* Figure record listings *
============================================================

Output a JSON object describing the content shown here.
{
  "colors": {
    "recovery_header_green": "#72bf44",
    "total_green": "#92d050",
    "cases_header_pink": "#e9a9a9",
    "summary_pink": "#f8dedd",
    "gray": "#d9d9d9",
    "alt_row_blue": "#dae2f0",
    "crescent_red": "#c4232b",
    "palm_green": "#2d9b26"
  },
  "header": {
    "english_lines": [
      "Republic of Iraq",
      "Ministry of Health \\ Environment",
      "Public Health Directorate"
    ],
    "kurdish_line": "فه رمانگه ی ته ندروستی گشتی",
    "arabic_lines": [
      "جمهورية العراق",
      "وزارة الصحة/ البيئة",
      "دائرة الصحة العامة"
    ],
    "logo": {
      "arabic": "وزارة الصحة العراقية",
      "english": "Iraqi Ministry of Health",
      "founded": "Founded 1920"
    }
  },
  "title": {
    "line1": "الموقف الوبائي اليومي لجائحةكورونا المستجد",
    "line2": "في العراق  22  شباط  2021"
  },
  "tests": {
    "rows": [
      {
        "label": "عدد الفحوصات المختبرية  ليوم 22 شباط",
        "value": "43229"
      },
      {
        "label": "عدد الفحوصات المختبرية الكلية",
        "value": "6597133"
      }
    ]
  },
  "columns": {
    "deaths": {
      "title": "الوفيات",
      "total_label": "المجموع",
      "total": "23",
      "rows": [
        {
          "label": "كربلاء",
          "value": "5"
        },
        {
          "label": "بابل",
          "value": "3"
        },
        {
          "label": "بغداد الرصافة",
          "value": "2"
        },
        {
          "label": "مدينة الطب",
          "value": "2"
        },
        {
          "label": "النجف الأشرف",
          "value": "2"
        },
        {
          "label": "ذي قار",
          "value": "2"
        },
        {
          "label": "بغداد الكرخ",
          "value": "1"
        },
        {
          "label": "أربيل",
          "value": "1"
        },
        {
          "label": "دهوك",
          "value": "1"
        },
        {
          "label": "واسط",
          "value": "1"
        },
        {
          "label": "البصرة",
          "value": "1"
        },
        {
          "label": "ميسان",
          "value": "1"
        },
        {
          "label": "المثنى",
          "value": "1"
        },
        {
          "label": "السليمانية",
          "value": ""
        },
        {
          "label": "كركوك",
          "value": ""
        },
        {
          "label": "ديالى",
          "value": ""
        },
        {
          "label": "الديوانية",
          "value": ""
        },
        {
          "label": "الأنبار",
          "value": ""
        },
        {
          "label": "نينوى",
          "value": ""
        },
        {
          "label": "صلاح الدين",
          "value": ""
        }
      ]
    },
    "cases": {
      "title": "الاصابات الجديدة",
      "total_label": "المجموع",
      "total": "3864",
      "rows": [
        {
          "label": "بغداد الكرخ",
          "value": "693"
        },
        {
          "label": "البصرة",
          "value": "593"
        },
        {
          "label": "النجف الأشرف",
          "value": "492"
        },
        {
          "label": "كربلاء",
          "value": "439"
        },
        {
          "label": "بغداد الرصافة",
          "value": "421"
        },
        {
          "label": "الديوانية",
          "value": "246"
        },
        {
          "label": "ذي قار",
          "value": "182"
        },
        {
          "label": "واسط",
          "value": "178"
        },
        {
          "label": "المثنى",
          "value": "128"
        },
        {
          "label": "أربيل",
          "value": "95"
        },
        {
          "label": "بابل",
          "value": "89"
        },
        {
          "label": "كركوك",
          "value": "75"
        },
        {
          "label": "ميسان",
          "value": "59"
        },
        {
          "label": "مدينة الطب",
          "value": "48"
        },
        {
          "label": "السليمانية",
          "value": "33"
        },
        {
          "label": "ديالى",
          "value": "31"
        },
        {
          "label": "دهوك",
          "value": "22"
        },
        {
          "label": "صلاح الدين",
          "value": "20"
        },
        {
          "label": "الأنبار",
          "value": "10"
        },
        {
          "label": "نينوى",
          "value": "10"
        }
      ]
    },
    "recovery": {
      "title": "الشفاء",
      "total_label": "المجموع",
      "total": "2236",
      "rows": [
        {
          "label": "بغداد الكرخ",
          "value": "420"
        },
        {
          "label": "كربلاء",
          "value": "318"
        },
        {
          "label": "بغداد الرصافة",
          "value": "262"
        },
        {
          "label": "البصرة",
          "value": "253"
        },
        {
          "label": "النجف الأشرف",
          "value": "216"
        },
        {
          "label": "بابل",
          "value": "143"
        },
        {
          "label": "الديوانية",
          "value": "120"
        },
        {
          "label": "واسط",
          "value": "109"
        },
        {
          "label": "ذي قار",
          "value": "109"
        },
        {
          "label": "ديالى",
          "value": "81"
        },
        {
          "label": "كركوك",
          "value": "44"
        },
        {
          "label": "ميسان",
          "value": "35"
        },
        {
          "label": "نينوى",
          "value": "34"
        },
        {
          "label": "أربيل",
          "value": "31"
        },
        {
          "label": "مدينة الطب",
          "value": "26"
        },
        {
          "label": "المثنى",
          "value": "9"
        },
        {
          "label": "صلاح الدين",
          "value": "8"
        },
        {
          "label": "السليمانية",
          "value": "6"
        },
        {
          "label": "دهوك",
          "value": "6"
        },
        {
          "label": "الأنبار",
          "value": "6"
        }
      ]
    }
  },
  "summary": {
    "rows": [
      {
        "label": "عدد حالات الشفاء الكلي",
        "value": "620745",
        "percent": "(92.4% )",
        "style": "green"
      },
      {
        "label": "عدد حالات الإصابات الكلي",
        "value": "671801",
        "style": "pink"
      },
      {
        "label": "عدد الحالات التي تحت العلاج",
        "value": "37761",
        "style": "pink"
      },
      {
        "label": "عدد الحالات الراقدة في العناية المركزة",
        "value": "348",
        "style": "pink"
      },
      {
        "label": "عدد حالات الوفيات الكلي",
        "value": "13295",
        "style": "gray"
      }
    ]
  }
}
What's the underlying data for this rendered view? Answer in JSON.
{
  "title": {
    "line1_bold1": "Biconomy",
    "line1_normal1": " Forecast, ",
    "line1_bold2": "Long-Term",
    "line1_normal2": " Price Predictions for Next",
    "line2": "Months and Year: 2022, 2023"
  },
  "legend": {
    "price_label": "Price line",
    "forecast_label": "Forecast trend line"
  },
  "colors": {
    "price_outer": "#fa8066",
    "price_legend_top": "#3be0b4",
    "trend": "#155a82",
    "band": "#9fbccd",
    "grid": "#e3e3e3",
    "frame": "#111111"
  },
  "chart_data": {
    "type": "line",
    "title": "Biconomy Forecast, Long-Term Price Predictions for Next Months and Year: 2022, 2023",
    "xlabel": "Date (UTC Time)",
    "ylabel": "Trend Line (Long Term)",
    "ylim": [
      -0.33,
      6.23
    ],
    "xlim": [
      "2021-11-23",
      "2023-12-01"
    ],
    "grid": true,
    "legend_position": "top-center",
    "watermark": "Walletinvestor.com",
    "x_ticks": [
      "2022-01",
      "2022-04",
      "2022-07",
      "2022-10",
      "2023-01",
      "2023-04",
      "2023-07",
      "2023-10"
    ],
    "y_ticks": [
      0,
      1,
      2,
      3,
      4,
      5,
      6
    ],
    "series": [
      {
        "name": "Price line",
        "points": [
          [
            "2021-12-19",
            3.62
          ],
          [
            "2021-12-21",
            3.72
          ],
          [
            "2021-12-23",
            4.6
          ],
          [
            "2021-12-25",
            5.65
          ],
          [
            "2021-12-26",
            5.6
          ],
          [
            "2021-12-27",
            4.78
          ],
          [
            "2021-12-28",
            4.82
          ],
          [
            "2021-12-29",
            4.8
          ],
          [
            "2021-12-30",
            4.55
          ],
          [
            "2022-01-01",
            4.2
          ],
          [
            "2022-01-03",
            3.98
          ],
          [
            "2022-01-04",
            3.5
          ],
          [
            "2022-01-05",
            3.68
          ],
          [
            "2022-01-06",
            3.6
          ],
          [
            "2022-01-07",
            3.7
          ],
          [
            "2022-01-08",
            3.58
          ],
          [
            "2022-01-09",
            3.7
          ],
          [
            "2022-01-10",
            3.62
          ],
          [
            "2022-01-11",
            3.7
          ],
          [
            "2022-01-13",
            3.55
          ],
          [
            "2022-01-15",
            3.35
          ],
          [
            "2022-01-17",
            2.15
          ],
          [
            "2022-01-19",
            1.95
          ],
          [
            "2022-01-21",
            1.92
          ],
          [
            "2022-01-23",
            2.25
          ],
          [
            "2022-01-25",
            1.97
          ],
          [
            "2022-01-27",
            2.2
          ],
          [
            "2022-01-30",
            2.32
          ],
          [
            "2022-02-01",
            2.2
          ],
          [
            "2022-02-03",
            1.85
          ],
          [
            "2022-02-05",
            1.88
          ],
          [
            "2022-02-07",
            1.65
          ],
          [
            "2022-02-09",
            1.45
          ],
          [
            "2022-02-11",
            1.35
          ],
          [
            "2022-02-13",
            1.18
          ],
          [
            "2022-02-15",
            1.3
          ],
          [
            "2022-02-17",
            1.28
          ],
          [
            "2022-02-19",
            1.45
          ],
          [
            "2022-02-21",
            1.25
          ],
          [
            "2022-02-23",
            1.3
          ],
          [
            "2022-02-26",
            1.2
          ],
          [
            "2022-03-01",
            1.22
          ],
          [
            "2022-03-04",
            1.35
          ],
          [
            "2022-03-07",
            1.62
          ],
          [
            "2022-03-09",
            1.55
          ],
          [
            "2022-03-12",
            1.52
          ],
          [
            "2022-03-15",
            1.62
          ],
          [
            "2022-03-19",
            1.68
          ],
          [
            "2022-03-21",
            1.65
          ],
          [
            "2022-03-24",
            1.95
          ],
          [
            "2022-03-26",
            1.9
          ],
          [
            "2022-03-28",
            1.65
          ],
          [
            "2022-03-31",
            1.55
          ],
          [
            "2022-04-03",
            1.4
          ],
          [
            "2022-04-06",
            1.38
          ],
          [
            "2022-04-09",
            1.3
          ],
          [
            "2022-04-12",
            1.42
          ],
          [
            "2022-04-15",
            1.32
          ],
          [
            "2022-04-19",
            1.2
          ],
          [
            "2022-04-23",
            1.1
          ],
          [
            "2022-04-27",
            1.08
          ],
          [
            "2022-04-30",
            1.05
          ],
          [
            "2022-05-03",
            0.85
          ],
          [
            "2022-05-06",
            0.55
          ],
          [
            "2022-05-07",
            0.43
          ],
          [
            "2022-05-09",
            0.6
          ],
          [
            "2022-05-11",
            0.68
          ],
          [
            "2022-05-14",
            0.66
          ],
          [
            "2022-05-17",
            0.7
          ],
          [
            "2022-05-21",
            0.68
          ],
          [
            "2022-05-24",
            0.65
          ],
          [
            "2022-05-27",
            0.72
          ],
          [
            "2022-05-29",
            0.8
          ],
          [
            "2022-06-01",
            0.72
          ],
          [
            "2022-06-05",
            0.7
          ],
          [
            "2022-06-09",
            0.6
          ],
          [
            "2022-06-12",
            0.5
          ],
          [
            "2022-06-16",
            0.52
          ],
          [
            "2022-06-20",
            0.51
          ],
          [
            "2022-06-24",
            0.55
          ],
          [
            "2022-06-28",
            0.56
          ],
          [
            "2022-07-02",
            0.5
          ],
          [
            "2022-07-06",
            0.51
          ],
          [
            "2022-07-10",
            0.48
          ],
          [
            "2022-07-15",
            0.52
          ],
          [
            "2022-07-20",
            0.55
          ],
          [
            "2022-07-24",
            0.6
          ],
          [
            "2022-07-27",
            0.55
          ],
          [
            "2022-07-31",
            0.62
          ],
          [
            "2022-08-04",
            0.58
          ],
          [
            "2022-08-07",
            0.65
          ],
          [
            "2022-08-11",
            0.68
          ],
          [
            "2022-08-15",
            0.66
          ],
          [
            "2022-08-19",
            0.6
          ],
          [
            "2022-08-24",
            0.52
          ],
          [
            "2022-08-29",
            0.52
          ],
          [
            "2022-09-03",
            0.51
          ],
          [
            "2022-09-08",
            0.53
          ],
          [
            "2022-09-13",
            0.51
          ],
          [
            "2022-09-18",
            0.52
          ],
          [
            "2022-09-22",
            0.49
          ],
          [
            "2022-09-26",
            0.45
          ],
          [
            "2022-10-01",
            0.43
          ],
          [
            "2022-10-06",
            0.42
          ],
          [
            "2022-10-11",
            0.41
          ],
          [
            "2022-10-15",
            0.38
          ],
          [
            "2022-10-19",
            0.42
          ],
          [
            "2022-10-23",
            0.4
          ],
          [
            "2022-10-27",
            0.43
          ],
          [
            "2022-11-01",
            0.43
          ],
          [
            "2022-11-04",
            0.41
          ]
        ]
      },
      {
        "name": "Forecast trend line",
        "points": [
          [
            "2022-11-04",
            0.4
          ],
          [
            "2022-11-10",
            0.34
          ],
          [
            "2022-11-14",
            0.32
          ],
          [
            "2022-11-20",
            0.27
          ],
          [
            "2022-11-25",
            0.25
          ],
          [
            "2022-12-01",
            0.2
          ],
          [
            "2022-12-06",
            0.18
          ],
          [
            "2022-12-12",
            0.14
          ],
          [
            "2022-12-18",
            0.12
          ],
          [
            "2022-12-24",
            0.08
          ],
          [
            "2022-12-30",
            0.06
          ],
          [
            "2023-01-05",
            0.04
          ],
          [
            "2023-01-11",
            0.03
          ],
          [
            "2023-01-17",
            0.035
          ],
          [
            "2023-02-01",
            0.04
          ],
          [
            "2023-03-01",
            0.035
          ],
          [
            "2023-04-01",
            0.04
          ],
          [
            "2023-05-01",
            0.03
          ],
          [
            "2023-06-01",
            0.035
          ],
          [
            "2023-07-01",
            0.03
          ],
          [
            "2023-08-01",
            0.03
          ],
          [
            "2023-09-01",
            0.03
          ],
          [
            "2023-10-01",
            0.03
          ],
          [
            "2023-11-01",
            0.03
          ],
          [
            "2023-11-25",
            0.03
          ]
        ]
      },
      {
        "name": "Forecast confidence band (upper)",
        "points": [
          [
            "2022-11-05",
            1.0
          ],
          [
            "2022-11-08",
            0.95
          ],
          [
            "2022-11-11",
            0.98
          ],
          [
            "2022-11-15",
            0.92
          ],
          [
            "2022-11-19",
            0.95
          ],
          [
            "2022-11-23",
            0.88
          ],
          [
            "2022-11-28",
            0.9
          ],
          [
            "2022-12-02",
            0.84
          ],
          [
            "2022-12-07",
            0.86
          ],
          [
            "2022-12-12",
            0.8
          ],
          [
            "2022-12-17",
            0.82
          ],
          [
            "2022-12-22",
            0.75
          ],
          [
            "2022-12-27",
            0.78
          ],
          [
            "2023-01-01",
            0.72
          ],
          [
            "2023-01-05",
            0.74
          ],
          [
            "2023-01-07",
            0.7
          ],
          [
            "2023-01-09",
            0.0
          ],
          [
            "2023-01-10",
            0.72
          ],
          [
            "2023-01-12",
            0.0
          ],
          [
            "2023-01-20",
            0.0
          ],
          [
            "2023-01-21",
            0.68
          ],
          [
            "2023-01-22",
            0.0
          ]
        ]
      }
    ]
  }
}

============================================================

* STATED PROBLEM *
Find the lines of the material that hold the word "الحالات" and report their count alone.

* WRITTEN REPLY *
2